**Goal of the exercise**
Check each line below for the word "color", and copy those that have it.

::::

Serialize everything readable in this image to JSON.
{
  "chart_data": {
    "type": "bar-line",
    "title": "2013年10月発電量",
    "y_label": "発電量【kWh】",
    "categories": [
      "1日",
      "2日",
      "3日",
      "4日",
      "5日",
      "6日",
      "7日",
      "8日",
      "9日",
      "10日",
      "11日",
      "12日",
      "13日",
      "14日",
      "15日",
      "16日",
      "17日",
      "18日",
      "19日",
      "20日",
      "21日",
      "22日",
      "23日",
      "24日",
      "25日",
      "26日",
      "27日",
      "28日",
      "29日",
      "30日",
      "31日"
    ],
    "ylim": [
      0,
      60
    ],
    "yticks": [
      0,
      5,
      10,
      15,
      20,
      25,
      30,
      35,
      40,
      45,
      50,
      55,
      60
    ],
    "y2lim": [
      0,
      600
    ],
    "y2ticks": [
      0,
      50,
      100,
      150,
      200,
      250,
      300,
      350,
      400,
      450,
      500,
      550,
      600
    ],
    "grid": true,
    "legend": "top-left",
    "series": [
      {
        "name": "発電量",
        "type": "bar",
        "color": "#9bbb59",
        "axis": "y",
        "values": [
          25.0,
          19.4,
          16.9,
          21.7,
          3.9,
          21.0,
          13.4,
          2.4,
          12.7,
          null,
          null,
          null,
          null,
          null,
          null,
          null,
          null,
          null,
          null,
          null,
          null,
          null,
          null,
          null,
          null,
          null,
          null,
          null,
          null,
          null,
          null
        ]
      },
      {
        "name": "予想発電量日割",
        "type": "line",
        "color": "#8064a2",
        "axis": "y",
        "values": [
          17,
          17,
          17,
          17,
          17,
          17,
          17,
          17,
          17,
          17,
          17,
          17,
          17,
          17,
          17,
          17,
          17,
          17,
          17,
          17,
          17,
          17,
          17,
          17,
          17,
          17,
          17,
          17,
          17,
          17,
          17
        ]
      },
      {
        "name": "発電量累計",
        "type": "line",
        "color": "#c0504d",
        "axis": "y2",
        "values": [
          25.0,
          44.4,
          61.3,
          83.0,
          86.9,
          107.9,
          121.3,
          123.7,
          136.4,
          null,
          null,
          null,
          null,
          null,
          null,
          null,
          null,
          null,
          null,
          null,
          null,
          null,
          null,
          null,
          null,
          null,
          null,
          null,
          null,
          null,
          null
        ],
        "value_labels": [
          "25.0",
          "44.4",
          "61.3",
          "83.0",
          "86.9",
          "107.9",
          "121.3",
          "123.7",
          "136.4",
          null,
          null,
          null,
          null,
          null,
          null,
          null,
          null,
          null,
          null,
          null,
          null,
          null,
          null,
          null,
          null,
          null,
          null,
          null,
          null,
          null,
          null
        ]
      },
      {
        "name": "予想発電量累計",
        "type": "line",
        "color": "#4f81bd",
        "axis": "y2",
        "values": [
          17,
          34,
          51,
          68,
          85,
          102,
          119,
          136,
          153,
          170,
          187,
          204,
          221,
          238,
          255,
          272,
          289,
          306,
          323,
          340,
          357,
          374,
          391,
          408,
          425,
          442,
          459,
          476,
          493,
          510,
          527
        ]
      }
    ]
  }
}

::::

**Task solution**
        "color": "#9bbb59",
        "color": "#8064a2",
        "color": "#c0504d",
        "color": "#4f81bd",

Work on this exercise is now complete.